REQUIREMENTS -
Look below and pull out each line with the word "this".

INPUT ROWS -
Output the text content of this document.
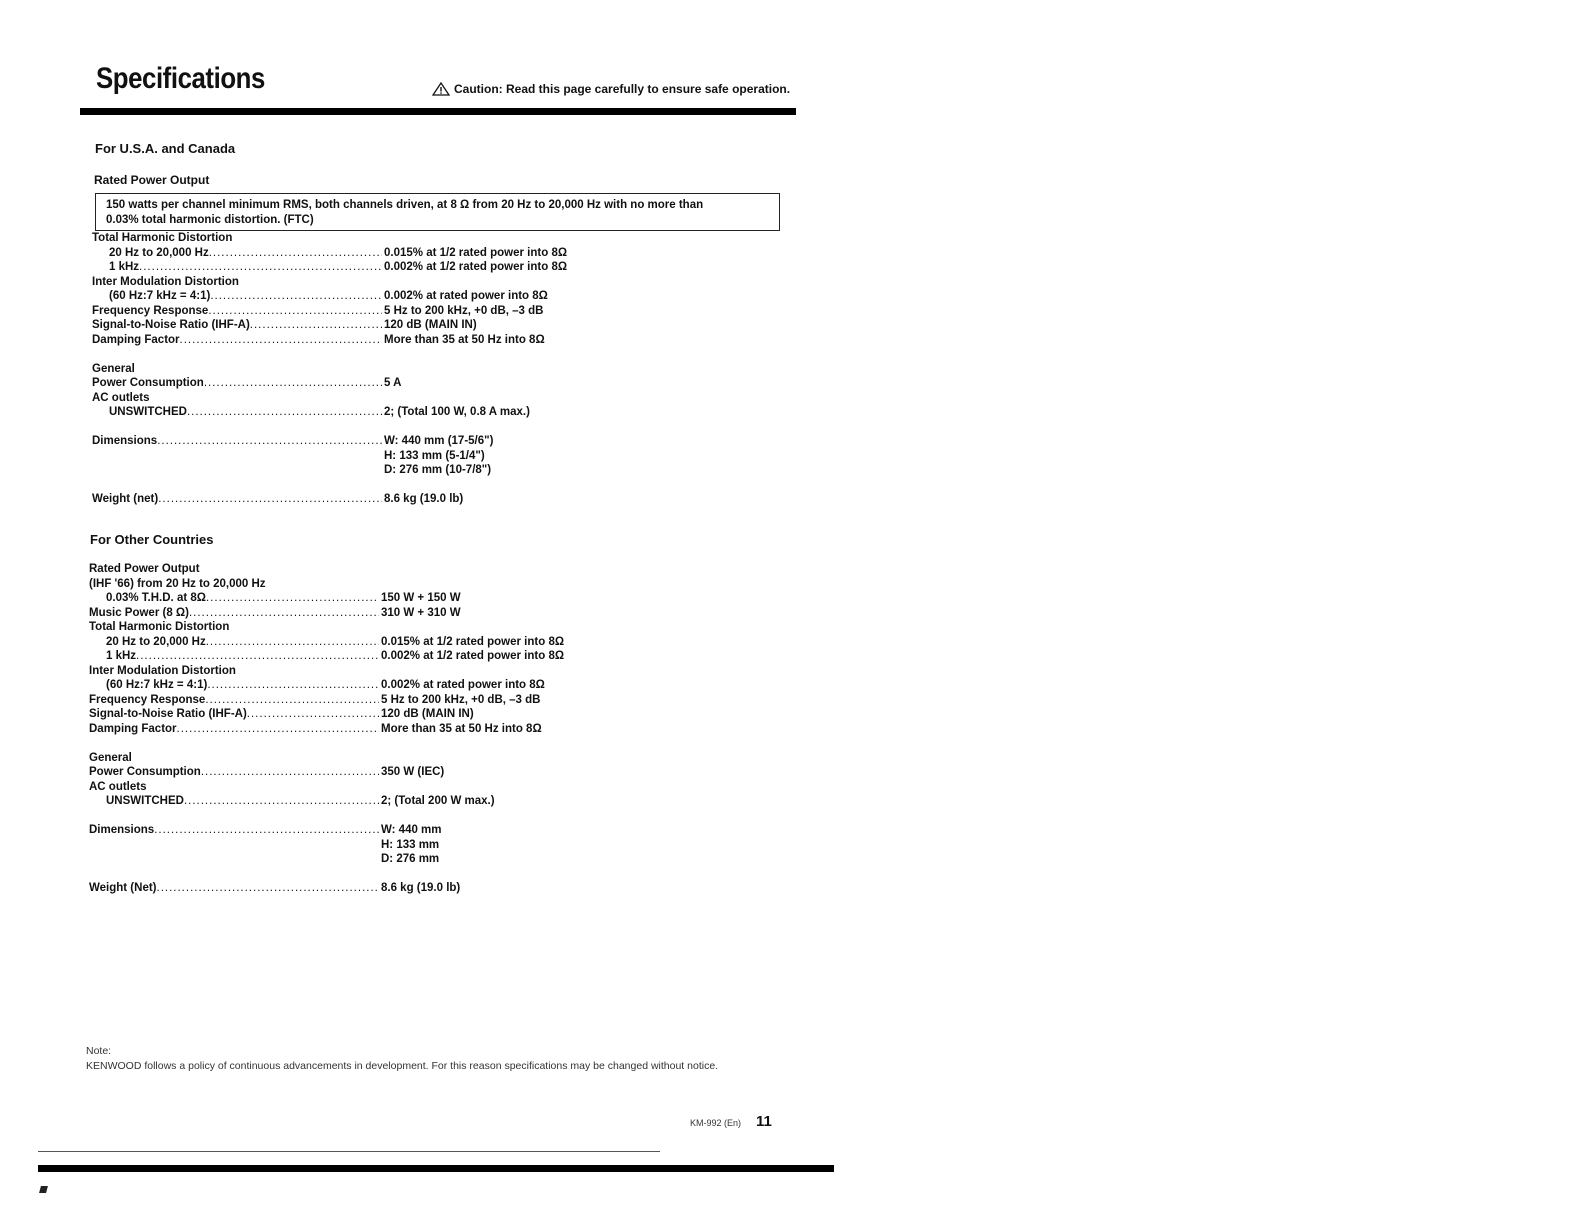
Specifications	Caution: Read this page carefully to ensure safe operation.
For U.S.A. and Canada
Rated Power Output
150 watts per channel minimum RMS, both channels driven, at 8 Ω from 20 Hz to 20,000 Hz with no more than
0.03% total harmonic distortion. (FTC)
Total Harmonic Distortion
20 Hz to 20,000 Hz .....	0.015% at 1/2 rated power into 8Ω
1 kHz .....	0.002% at 1/2 rated power into 8Ω
Inter Modulation Distortion
(60 Hz:7 kHz = 4:1) .....	0.002% at rated power into 8Ω
Frequency Response .....	5 Hz to 200 kHz, +0 dB, –3 dB
Signal-to-Noise Ratio (IHF-A) .....	120 dB (MAIN IN)
Damping Factor .....	More than 35 at 50 Hz into 8Ω
General
Power Consumption .....	5 A
AC outlets
UNSWITCHED .....	2; (Total 100 W, 0.8 A max.)
Dimensions .....	W: 440 mm (17-5/6")
H: 133 mm (5-1/4")
D: 276 mm (10-7/8")
Weight (net) .....	8.6 kg (19.0 lb)
For Other Countries
Rated Power Output
(IHF '66) from 20 Hz to 20,000 Hz
0.03% T.H.D. at 8Ω .....	150 W + 150 W
Music Power (8 Ω) .....	310 W + 310 W
Total Harmonic Distortion
20 Hz to 20,000 Hz .....	0.015% at 1/2 rated power into 8Ω
1 kHz .....	0.002% at 1/2 rated power into 8Ω
Inter Modulation Distortion
(60 Hz:7 kHz = 4:1) .....	0.002% at rated power into 8Ω
Frequency Response .....	5 Hz to 200 kHz, +0 dB, –3 dB
Signal-to-Noise Ratio (IHF-A) .....	120 dB (MAIN IN)
Damping Factor .....	More than 35 at 50 Hz into 8Ω
General
Power Consumption .....	350 W (IEC)
AC outlets
UNSWITCHED .....	2; (Total 200 W max.)
Dimensions .....	W: 440 mm
H: 133 mm
D: 276 mm
Weight (Net) .....	8.6 kg (19.0 lb)
Note:
KENWOOD follows a policy of continuous advancements in development. For this reason specifications may be changed without notice.
KM-992 (En) 11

WRITTEN SOLUTION -
Output the text content of this document.
Specifications	Caution: Read this page carefully to ensure safe operation.
KENWOOD follows a policy of continuous advancements in development. For this reason specifications may be changed without notice.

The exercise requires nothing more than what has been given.